Gather all lines containing the string "Booking" and copy them out.

Items from a dataset:
_____
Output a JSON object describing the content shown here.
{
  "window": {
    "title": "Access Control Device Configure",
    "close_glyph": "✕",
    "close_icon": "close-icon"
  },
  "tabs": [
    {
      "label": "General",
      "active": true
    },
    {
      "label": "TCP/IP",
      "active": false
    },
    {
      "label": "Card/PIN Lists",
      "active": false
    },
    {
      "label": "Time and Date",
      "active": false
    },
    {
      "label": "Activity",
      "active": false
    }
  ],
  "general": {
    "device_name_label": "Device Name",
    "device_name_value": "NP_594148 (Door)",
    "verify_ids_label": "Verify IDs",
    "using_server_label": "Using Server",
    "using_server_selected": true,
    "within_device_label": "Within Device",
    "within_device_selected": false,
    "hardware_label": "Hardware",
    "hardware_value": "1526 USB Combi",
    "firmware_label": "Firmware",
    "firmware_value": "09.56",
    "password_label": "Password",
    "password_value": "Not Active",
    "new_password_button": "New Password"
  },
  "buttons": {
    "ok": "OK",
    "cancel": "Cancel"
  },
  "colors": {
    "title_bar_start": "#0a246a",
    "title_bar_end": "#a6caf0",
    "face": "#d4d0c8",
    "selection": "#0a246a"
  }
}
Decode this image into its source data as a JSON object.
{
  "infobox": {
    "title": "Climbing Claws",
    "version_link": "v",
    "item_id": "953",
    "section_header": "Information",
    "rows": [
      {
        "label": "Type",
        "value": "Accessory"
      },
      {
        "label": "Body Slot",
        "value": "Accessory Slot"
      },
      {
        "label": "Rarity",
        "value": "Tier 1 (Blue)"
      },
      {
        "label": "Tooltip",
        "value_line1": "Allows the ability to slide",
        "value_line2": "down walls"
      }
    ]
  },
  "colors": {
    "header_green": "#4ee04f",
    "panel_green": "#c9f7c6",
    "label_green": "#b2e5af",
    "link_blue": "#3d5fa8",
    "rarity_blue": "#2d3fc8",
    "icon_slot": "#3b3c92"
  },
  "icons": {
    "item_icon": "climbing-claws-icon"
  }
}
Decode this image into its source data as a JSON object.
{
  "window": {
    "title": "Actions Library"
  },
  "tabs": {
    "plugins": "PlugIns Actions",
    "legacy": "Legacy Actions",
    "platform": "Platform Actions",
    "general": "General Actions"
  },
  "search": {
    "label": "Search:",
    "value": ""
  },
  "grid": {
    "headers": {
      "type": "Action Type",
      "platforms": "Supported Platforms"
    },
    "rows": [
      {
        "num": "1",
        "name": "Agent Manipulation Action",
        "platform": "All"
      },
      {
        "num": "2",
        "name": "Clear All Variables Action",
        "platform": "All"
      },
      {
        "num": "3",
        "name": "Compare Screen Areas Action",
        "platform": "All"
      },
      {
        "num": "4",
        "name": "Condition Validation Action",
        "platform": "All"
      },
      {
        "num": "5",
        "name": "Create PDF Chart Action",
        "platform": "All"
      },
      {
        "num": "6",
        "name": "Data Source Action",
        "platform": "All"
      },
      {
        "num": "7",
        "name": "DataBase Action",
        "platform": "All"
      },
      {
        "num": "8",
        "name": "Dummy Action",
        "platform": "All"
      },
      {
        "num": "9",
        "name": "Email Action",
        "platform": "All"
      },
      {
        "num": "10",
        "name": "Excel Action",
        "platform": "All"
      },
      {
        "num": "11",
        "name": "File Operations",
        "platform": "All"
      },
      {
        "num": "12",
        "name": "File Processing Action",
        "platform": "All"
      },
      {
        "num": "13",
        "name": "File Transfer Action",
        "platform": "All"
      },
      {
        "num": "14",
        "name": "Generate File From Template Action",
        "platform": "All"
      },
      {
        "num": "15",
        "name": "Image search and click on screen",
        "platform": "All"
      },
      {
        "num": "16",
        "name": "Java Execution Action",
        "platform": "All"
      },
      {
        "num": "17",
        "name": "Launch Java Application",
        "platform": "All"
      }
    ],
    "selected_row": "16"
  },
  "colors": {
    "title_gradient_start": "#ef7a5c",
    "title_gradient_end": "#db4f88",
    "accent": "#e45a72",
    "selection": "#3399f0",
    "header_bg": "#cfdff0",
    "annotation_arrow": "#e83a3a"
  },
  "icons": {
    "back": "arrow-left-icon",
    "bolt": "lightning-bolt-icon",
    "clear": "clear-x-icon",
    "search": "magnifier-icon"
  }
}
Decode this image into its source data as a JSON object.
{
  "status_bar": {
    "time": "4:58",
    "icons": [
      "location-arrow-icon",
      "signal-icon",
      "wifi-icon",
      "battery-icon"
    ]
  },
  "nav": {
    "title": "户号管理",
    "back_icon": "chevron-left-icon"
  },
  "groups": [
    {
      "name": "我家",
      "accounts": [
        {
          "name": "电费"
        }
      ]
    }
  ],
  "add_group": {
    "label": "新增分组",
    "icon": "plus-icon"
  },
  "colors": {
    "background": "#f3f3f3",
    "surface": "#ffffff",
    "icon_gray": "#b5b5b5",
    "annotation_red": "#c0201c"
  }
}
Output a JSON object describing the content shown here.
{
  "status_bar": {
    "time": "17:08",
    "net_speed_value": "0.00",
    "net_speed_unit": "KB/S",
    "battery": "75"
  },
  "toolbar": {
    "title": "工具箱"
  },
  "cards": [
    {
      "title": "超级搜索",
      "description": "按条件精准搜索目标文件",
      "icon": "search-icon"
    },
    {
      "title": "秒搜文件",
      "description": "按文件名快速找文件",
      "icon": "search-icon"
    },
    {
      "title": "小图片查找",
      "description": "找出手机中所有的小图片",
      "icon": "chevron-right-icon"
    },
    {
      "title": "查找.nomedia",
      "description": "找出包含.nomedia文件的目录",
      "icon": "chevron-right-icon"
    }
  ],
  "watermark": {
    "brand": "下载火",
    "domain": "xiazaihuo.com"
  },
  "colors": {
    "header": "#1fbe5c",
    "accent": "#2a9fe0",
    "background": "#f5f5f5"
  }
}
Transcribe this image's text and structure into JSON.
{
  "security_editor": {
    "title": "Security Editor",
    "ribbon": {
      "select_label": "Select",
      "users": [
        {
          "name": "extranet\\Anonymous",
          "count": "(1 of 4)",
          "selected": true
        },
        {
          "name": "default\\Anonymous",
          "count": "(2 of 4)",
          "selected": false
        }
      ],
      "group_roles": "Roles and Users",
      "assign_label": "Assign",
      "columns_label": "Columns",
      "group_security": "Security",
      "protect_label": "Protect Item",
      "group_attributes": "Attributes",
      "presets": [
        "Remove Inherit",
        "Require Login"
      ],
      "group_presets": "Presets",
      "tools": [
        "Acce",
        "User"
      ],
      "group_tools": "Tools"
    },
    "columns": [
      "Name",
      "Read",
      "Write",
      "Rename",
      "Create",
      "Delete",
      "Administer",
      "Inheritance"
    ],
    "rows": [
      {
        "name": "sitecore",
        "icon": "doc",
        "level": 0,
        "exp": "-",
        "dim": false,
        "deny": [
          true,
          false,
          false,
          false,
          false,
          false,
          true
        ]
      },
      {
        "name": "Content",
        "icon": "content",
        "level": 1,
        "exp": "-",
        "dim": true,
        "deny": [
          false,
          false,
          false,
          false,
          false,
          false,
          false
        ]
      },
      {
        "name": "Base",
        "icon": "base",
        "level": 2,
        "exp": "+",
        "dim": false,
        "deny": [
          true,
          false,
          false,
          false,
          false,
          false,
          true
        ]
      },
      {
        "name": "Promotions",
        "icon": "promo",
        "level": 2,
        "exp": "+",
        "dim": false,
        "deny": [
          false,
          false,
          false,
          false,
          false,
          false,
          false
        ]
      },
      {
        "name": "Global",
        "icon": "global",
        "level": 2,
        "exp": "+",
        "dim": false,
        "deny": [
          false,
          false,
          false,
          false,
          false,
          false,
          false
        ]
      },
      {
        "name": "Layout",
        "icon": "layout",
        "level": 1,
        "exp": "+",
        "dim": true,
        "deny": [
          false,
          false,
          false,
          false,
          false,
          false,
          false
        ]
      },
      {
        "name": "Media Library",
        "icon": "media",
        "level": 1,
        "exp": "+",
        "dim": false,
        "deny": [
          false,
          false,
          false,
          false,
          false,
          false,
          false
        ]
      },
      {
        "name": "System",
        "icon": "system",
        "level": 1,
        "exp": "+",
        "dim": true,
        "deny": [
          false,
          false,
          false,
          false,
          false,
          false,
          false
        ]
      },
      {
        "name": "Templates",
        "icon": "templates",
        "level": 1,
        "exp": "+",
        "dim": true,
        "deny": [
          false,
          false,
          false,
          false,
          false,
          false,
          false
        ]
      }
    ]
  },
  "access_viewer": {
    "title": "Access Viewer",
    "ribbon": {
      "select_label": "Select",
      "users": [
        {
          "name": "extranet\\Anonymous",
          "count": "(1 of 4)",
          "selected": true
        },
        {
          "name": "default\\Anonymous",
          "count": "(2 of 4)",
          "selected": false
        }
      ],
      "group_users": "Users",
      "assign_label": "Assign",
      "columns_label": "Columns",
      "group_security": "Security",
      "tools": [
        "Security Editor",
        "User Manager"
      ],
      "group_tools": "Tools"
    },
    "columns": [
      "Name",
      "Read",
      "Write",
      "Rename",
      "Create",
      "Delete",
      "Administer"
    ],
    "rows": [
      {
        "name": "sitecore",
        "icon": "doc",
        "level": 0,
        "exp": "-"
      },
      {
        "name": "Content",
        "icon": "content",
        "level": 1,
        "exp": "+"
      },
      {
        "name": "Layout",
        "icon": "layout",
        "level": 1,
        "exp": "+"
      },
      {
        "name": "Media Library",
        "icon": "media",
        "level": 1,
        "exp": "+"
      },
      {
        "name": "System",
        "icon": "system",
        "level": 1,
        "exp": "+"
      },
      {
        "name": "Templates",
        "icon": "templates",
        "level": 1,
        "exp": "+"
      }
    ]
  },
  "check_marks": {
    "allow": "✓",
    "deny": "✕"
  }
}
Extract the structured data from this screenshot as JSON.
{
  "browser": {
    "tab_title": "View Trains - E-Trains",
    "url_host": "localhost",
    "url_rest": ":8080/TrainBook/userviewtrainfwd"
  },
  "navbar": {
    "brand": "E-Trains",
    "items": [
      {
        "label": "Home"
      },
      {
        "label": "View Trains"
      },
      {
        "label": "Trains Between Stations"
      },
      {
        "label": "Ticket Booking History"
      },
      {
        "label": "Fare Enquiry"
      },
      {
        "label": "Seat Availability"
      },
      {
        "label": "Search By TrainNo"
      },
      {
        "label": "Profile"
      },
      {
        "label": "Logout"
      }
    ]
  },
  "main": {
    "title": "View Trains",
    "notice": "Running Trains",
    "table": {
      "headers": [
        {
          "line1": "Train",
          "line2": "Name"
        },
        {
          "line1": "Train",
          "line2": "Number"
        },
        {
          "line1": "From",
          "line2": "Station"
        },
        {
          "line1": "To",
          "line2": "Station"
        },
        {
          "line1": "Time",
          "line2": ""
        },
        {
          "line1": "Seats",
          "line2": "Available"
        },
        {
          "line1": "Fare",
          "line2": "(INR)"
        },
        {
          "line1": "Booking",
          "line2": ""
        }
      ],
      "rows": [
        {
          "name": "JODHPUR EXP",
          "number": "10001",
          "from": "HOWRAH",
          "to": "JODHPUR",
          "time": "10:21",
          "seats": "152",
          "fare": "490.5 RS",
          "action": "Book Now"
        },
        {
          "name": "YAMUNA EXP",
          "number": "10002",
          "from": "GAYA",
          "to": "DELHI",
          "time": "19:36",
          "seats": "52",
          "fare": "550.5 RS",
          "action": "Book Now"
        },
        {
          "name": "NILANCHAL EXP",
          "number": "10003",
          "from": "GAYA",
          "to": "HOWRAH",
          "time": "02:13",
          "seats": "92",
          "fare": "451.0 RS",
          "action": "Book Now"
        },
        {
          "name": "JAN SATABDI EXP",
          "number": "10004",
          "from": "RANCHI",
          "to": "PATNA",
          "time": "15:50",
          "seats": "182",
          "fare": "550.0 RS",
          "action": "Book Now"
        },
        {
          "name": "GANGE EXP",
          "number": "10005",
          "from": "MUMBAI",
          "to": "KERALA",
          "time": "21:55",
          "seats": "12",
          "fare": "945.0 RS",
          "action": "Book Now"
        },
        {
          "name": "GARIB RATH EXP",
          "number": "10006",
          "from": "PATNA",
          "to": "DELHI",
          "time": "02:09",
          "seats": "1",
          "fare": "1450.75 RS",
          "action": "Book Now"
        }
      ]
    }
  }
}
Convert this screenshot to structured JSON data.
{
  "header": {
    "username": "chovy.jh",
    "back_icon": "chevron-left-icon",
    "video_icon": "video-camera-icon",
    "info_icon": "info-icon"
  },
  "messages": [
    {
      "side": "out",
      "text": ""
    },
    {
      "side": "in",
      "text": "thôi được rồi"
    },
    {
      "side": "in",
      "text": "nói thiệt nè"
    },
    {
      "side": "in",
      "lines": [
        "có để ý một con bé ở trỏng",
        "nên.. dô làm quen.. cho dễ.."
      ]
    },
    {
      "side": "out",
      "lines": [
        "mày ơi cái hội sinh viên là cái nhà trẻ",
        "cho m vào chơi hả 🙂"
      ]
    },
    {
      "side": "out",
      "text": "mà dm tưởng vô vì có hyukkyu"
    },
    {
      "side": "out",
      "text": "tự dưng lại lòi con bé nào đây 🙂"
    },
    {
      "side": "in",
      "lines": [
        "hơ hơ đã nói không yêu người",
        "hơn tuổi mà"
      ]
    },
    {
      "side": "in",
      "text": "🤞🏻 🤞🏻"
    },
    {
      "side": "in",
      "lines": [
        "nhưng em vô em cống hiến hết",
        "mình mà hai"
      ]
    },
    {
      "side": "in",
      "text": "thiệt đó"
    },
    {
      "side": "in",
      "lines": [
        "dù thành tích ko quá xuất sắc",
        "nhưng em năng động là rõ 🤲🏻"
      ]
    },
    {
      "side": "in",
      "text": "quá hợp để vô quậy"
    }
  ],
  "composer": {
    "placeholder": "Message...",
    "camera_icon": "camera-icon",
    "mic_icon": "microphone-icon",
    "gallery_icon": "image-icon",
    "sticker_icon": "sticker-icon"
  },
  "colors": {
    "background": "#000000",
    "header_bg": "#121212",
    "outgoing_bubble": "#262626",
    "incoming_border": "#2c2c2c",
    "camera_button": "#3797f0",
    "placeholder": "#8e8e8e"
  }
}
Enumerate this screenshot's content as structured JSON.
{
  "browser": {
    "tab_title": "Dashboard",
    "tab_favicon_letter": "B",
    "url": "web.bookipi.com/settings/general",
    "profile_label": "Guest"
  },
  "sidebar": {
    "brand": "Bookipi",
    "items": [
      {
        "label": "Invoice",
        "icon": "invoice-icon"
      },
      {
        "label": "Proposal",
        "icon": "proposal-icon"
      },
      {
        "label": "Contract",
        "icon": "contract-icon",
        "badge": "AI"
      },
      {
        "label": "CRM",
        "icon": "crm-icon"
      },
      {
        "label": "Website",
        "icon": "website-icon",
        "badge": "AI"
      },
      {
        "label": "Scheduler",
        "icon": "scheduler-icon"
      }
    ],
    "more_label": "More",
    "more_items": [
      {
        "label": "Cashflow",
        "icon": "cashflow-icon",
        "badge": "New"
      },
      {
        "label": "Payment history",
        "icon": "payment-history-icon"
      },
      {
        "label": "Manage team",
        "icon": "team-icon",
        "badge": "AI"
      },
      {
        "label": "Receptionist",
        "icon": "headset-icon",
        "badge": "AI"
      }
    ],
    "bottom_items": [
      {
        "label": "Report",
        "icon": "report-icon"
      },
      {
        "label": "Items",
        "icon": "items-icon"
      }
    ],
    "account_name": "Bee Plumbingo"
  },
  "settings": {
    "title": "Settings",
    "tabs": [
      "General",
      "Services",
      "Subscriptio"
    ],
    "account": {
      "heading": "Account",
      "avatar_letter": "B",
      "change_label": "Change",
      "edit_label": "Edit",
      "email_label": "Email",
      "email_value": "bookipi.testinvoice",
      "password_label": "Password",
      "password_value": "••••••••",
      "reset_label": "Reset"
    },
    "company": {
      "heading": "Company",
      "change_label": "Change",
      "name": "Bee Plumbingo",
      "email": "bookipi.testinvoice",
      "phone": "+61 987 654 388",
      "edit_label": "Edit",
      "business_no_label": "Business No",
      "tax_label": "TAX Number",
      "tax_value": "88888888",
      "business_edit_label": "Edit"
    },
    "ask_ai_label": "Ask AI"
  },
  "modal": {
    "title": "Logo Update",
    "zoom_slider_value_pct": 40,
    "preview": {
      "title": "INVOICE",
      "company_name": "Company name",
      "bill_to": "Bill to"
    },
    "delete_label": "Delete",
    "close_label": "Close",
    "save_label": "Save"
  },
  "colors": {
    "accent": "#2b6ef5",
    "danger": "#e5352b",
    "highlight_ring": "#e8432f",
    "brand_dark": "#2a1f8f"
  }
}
_____
Exercise result:
        "label": "Ticket Booking History"
          "line1": "Booking",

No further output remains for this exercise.